● **Job**: Out of the lines in this data, how many include "虹桥街道HONG空间新时代文明实践站"? Give the number and nothing else.

---------- Record excerpts

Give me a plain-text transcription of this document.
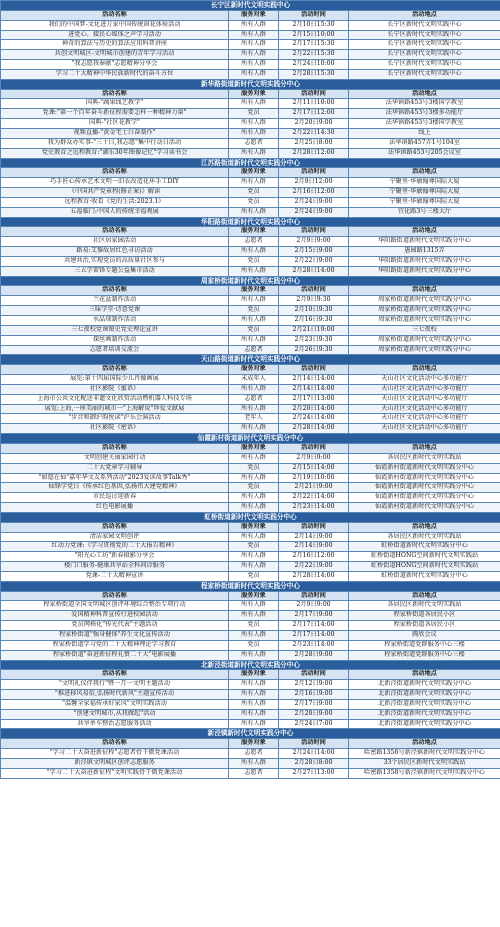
长宁区新时代文明实践中心			
活动名称	服务对象	活动时间	活动地点
我们的中国梦-文化进万家中国传统窗花体验活动	所有人群	2月10日15:30	长宁区新时代文明实践中心
进党心、接民心媒体之声学习活动	所有人群	2月15日10:00	长宁区新时代文明实践中心
神奇的算法与历史的算法应用科普讲座	所有人群	2月17日15:30	长宁区新时代文明实践中心
共创文明城区-文明城市创建的青年学习活动	所有人群	2月22日15:30	长宁区新时代文明实践中心
"我志愿我奉献"志愿精神分享会	所有人群	2月24日10:00	长宁区新时代文明实践中心
学习二十大精神中华民族新时代的奋斗方位	所有人群	2月28日15:30	长宁区新时代文明实践中心
新华路街道新时代文明实践分中心			
活动名称	服务对象	活动时间	活动地点
国典-"蔬果线艺教学"	所有人群	2月11日10:00	法华镇路453号3楼国学教室
党课:"第一个百年奋斗新征程需要怎样一种精神力量"	党员	2月17日12:00	法华镇路453号3楼多功能厅
国典-"社区花教学"	所有人群	2月20日9:00	法华镇路453号3楼国学教室
视频直播-"黄金宅士白奋制作"	所有人群	2月22日14:30	线上
我为群众办实事-"三十日,我志愿"集中行动日活动	志愿者	2月25日8:00	法华镇路457弄1号104室
党史教育之远程教育:"湖东30年图像记忆"学习读书会	所有人群	2月28日12:00	法华镇路453号205会议室
江苏路街道新时代文明实践分中心			
活动名称	服务对象	活动时间	活动地点
巧手匠心传承艺术文明一旧衣改造花环手工DIY	所有人群	2月9日12:00	宁聚里·华敏翰尊国际大厦
《中国共产党章程(修正案)》解读	党员	2月16日12:00	宁聚里·华敏翰尊国际大厦
远程教育·收看《党的生活:2023.1》	党员	2月24日9:00	宁聚里·华敏翰尊国际大厦
五福临门:中国人的传统幸福观展	所有人群	2月24日9:00	宜化路3号三楼大厅
华阳路街道新时代文明实践分中心			
活动名称	服务对象	活动时间	活动地点
社区居家园活动	志愿者	2月9日9:00	华阳路街道新时代文明实践分中心
路易:艾黎故居红色寻访活动	所有人群	2月15日9:00	愚园路1315弄
共建共治,实现党员的高质量社区参与	党员	2月22日9:00	华阳路街道新时代文明实践分中心
三五学雷锋专题公益集市活动	所有人群	2月28日14:00	华阳路街道新时代文明实践分中心
周家桥街道新时代文明实践分中心			
活动名称	服务对象	活动时间	活动地点
兰花盆制作活动	所有人群	2月9日9:30	周家桥街道新时代文明实践分中心
三味学堂·诗意党课	党员	2月10日9:30	周家桥街道新时代文明实践分中心
水晶球制作活动	所有人群	2月16日9:30	周家桥街道新时代文明实践分中心
三七夜校党课图史党史理论宣讲	党员	2月21日19:00	三七夜校
探丝画制作活动	所有人群	2月23日9:30	周家桥街道新时代文明实践分中心
志愿者培训交流会	志愿者	2月26日9:30	周家桥街道新时代文明实践分中心
天山路街道新时代文明实践分中心			
活动名称	服务对象	活动时间	活动地点
展览:第十四届国际少儿肖像画展	未成年人	2月14日14:00	天山社区文化活动中心多功能厅
社区影院《蜜语》	所有人群	2月14日14:00	天山社区文化活动中心多功能厅
上海市公共文化配送非遗文化欣赏活动暨机器人科技专场	志愿者	2月17日13:00	天山社区文化活动中心多功能厅
展览:上海,一座美丽的城市一"上海解说"珍爱文献展	所有人群	2月20日14:00	天山社区文化活动中心多功能厅
"步音和御沪韵悦读"沪乐会演活动	老年人	2月24日14:00	天山社区文化活动中心多功能厅
社区影院《密语》	所有人群	2月28日14:00	天山社区文化活动中心多功能厅
仙霞新村街道新时代文明实践分中心			
活动名称	服务对象	活动时间	活动地点
文明创建关丽家园行动	所有人群	2月9日9:00	各居民区新时代文明实践站
二十大党章学习辅导	党员	2月15日14:00	仙霞新村街道新时代文明实践分中心
"如愿在仙"嘉年华文友系列活动"2023爱读故事Talk秀"	所有人群	2月19日10:00	仙霞新村街道新时代文明实践分中心
仙锋学党日《传承红色基因,弘扬伟大建党精神》	党员	2月21日9:00	仙霞新村街道新时代文明实践分中心
市民巡讨迎新春	所有人群	2月22日14:00	仙霞新村街道新时代文明实践分中心
红色电影展播	所有人群	2月23日14:00	仙霞新村街道新时代文明实践分中心
虹桥街道新时代文明实践分中心			
活动名称	服务对象	活动时间	活动地点
清洁家园文明创评	所有人群	2月14日9:00	各居民区新时代文明实践站
红动力党课:《学习贯彻党的二十大报告精神》	党员	2月14日9:00	虹桥街道新时代文明实践分中心
"阳光心工坊"新春摄影分享会	所有人群	2月16日12:00	虹桥街道HONG空间新时代文明实践站
楼门口服务-健康共享站全科问诊服务	所有人群	2月22日9:00	虹桥街道HONG空间新时代文明实践站
党课-二十大精神宣讲	党员	2月28日14:00	虹桥街道新时代文明实践分中心
程家桥街道新时代文明实践分中心			
活动名称	服务对象	活动时间	活动地点
程家桥街道全国文明城区创评环境综合整治专项行动	所有人群	2月9日9:00	各居民区新时代文明实践站
爱国精神科普宣传行进校园活动	所有人群	2月17日9:00	程家桥街道各居民小区
党员网格化"传光代表"主题活动	党员	2月17日14:00	程家桥街道各居民小区
程家桥街道"强身健体"养生文化宣传活动	所有人群	2月17日14:00	腾欣会议
程家桥街道学习党的二十大精神理论学习教育	党员	2月23日14:00	程家桥街道党群服务中心三楼
程家桥街道"奋进新征程礼赞二十大"电影展播	所有人群	2月28日9:00	程家桥街道党群服务中心三楼
北新泾街道新时代文明实践分中心			
活动名称	服务对象	活动时间	活动地点
"文明礼仪伴我行"暨一月一文明主题活动	所有人群	2月12日9:00	北新泾街道新时代文明实践分中心
"推进移风易俗,弘扬时代新风"主题宣传活动	所有人群	2月16日9:00	北新泾街道新时代文明实践分中心
"温馨全家福传承好家风"文明实践活动	所有人群	2月17日9:00	北新泾街道新时代文明实践分中心
"创建文明城市,从我做起"活动	所有人群	2月20日9:00	北新泾街道新时代文明实践分中心
共享单车整治志愿服务活动	所有人群	2月24日7:00	北新泾街道新时代文明实践分中心
新泾镇新时代文明实践分中心			
活动名称	服务对象	活动时间	活动地点
"学习二十大奋进新征程"志愿者骨干微党课活动	志愿者	2月24日14:00	哈密路1358号新泾镇新时代文明实践分中心
新泾镇文明城区创评志愿服务	所有人群	2月28日8:00	33个居民区新时代文明实践站
"学习二十大奋进新征程"文明实践骨干微党课活动	志愿者	2月27日13:00	哈密路1358号新泾镇新时代文明实践分中心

--------------------

● **Expected answer**: 2